Exercise description:
Copy out every line of the entries below word for word, leaving out the pictures.

[Stored records]
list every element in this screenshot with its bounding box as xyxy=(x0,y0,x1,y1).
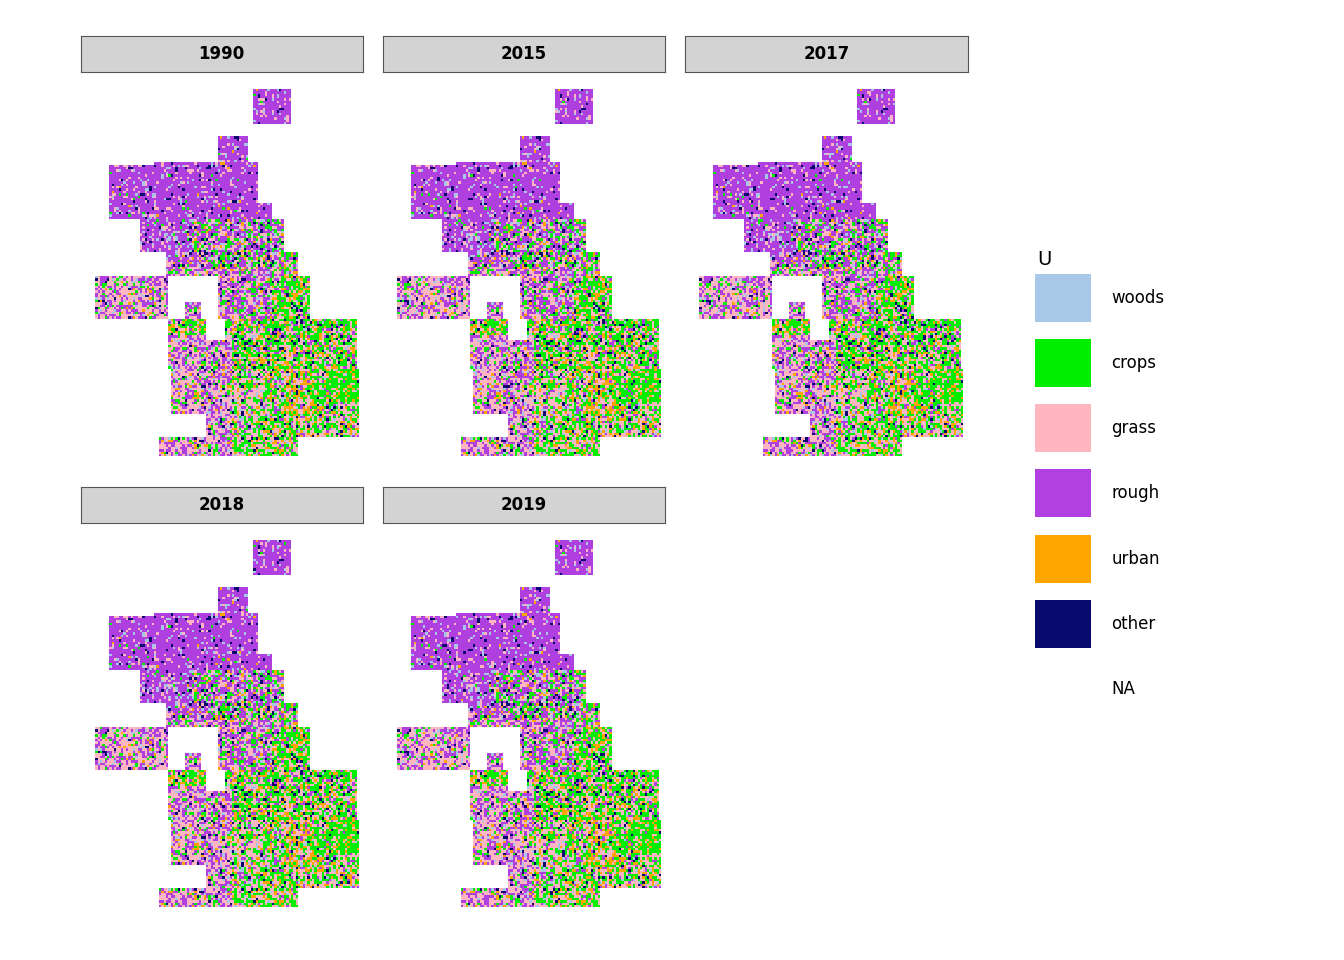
Text: NA: NA xyxy=(1111,681,1136,698)
Text: 2015: 2015 xyxy=(501,45,547,62)
Text: urban: urban xyxy=(1111,550,1160,567)
Text: grass: grass xyxy=(1111,420,1156,437)
Text: other: other xyxy=(1111,615,1156,633)
Text: 2019: 2019 xyxy=(501,496,547,514)
Text: rough: rough xyxy=(1111,485,1160,502)
Text: 2018: 2018 xyxy=(199,496,245,514)
Text: 1990: 1990 xyxy=(199,45,245,62)
Text: crops: crops xyxy=(1111,354,1156,372)
Text: U: U xyxy=(1038,250,1052,269)
Text: 2017: 2017 xyxy=(804,45,849,62)
Text: woods: woods xyxy=(1111,289,1165,306)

Output of the task:
list every element in this screenshot with its bounding box as xyxy=(x0,y0,x1,y1).
Text: NA: NA xyxy=(1111,681,1136,698)
Text: 2015: 2015 xyxy=(501,45,547,62)
Text: urban: urban xyxy=(1111,550,1160,567)
Text: grass: grass xyxy=(1111,420,1156,437)
Text: other: other xyxy=(1111,615,1156,633)
Text: 2019: 2019 xyxy=(501,496,547,514)
Text: rough: rough xyxy=(1111,485,1160,502)
Text: 2018: 2018 xyxy=(199,496,245,514)
Text: 1990: 1990 xyxy=(199,45,245,62)
Text: crops: crops xyxy=(1111,354,1156,372)
Text: U: U xyxy=(1038,250,1052,269)
Text: 2017: 2017 xyxy=(804,45,849,62)
Text: woods: woods xyxy=(1111,289,1165,306)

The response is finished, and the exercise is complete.